* _Problem to solve_:
Search the material for the word "ISBN" and report each line where it turns up.

* _Collected data entries_:

● ● ● ● ● ● ●

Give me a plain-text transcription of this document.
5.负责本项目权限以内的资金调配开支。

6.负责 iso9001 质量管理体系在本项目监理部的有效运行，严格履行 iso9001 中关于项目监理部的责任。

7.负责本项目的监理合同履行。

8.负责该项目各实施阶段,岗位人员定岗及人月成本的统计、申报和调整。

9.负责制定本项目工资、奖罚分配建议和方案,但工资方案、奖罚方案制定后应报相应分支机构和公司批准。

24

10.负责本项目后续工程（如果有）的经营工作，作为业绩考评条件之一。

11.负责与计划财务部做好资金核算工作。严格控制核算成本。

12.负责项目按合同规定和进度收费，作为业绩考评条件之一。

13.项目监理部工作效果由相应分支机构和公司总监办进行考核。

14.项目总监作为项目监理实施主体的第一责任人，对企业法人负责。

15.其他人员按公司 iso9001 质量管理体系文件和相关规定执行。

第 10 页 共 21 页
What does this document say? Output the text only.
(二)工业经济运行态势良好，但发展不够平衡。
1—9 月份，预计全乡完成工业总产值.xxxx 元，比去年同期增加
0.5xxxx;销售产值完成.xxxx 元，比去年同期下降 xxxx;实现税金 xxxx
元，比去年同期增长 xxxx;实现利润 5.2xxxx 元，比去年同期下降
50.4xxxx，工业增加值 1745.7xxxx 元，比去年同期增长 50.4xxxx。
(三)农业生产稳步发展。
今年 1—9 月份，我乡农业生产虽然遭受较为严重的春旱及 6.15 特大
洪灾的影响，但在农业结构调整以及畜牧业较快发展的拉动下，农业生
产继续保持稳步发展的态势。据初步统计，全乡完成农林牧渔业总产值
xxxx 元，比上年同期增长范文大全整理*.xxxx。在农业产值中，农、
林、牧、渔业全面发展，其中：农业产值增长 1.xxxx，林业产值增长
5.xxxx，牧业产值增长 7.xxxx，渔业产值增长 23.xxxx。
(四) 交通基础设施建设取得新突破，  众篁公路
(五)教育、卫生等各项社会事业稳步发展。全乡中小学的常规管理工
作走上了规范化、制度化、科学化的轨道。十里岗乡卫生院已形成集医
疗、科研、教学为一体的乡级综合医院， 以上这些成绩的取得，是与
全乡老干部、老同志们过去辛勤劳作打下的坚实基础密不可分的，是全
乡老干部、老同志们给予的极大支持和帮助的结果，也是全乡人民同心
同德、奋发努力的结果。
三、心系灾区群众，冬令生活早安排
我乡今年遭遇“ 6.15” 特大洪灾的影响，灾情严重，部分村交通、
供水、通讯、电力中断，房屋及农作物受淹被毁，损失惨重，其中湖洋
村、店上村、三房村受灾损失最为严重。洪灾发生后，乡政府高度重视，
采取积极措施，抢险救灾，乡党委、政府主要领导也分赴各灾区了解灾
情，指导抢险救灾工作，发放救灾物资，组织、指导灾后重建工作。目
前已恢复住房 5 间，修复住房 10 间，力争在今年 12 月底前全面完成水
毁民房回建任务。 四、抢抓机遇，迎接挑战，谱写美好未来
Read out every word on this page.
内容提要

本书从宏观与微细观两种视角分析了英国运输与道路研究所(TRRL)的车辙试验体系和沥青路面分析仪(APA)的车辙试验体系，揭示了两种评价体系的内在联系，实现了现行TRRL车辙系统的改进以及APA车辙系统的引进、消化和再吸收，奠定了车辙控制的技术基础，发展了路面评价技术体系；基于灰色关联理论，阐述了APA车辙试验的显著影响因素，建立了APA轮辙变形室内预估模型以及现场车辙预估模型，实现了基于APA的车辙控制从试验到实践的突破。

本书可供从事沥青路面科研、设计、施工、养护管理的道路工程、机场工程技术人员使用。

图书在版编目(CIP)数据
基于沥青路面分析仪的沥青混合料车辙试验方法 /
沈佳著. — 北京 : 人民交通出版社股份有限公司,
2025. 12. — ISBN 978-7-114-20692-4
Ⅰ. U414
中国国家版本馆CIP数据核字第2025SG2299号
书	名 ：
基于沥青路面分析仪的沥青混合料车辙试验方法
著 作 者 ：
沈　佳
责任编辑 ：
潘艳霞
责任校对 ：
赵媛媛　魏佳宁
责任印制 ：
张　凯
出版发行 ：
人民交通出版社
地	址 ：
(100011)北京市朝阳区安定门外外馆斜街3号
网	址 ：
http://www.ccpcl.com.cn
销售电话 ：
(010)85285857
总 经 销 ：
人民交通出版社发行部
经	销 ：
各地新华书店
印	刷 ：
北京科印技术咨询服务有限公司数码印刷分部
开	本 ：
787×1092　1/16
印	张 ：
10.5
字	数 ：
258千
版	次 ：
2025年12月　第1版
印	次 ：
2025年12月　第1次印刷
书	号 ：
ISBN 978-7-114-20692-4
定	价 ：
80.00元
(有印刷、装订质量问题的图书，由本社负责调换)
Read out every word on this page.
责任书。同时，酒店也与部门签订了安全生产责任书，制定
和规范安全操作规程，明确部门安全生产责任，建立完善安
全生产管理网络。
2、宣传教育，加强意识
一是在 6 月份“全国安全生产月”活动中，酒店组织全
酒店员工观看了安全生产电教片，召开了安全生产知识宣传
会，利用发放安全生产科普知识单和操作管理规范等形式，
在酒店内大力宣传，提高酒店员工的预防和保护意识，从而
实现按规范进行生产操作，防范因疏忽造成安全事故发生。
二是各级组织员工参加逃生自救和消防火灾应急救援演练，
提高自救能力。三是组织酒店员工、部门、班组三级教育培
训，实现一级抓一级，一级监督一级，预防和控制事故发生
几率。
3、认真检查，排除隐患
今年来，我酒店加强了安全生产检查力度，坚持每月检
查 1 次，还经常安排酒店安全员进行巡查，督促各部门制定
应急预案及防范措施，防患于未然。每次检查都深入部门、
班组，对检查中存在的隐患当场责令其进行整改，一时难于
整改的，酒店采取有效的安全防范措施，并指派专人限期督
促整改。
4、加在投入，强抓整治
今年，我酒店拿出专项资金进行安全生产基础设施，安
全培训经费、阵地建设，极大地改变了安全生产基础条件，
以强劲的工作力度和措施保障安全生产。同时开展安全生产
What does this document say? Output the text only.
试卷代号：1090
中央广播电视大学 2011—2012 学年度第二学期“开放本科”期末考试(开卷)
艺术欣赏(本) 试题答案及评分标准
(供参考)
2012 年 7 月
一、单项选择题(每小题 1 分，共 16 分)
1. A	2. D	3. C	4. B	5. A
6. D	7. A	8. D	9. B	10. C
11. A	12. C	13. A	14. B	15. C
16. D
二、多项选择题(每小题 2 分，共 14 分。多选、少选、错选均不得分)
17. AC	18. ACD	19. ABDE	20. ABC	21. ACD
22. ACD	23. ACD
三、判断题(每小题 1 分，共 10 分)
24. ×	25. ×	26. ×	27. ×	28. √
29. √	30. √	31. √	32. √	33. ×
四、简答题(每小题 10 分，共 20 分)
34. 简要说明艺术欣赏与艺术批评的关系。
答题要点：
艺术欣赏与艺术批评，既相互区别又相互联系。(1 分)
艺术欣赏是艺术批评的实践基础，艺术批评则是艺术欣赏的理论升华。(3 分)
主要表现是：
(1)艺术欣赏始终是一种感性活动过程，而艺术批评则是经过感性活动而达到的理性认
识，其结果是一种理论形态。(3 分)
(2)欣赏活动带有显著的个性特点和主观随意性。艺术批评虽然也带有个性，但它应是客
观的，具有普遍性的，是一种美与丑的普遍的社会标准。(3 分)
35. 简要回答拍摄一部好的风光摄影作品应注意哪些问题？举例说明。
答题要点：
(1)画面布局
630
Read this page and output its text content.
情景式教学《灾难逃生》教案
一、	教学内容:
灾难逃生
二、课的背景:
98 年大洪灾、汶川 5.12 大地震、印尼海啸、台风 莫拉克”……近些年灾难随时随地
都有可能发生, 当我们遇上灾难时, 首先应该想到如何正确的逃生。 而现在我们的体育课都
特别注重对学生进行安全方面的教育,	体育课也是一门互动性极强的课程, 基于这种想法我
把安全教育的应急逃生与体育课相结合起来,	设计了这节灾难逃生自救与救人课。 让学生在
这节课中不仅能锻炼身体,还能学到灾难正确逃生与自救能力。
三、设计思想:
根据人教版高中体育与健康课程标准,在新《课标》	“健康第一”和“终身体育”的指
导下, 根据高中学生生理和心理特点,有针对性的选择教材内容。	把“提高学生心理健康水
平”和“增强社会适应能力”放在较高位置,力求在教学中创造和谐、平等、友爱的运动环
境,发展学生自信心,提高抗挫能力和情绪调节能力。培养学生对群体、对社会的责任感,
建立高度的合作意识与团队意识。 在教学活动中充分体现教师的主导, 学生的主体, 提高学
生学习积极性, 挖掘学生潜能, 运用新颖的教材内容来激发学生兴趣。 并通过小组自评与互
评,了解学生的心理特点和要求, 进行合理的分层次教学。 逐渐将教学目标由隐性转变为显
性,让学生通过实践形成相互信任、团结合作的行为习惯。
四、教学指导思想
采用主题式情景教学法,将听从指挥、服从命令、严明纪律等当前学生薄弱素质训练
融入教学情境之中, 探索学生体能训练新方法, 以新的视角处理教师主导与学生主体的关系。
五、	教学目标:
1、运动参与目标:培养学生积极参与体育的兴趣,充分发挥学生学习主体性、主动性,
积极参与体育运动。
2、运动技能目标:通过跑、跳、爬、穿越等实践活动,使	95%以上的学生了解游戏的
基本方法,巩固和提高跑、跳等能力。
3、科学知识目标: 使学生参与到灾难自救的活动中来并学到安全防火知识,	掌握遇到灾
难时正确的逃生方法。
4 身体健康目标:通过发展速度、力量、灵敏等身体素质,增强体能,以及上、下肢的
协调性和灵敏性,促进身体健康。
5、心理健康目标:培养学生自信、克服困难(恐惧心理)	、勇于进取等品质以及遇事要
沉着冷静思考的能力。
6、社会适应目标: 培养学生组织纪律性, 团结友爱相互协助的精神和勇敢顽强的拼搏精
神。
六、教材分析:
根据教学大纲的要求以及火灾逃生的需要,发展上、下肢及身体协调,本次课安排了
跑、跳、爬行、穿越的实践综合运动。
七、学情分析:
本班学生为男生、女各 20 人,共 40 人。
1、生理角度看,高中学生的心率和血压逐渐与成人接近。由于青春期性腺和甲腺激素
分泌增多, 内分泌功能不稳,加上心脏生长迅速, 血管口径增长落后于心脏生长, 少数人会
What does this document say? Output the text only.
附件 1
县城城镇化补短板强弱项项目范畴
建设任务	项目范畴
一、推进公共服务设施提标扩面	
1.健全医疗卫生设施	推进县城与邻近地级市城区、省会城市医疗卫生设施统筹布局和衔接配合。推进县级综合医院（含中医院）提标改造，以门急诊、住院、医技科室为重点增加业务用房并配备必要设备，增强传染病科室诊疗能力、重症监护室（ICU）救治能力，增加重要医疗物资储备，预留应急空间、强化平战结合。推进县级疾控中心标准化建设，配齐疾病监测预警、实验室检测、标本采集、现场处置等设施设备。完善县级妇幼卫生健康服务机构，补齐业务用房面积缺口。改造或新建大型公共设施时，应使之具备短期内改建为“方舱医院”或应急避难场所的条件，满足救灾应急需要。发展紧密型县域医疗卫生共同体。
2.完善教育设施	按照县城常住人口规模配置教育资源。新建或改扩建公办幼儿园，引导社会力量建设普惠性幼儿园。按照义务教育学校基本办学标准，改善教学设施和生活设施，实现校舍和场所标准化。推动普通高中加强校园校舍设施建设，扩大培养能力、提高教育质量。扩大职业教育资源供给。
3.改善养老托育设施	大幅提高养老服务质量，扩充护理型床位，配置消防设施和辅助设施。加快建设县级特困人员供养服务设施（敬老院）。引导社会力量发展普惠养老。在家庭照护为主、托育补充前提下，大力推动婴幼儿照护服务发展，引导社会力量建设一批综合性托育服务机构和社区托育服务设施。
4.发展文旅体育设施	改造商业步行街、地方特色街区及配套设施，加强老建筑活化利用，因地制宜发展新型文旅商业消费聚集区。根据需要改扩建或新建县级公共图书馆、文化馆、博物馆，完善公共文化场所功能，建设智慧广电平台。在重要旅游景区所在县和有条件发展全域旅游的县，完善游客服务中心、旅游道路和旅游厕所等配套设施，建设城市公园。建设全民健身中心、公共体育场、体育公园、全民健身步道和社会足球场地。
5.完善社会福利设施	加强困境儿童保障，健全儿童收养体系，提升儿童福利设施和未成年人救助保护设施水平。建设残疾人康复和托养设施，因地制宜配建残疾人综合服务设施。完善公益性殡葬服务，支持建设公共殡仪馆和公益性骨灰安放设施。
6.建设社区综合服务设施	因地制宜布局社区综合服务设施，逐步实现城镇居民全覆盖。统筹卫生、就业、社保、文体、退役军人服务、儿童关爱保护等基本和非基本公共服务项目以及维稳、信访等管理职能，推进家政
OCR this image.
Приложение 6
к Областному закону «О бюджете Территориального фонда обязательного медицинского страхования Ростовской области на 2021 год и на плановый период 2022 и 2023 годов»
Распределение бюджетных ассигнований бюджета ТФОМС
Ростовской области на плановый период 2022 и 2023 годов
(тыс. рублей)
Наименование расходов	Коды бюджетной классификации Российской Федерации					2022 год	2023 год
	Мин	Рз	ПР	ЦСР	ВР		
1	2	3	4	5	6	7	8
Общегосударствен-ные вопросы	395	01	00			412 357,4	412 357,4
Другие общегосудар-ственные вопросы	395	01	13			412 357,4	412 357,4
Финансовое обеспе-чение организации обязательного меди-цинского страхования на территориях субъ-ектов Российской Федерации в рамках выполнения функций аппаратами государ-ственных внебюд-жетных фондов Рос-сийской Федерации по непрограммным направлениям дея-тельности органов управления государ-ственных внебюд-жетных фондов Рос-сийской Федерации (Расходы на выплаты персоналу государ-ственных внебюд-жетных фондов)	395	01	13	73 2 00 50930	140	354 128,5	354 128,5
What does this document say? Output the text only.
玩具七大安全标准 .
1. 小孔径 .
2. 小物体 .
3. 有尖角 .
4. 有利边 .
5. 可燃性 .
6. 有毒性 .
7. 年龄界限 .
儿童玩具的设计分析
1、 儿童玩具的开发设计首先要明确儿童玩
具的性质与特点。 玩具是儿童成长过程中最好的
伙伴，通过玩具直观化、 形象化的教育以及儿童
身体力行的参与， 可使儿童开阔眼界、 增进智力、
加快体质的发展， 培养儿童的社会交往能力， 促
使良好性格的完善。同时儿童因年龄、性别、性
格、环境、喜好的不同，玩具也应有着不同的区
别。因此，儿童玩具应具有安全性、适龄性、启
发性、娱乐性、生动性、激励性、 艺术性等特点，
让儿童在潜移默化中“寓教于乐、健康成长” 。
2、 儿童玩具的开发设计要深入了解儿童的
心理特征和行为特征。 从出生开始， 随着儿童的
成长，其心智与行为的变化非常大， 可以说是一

● ● ● ● ● ● ●

* _Answer in full_:
2025. 12. — ISBN 978-7-114-20692-4
ISBN 978-7-114-20692-4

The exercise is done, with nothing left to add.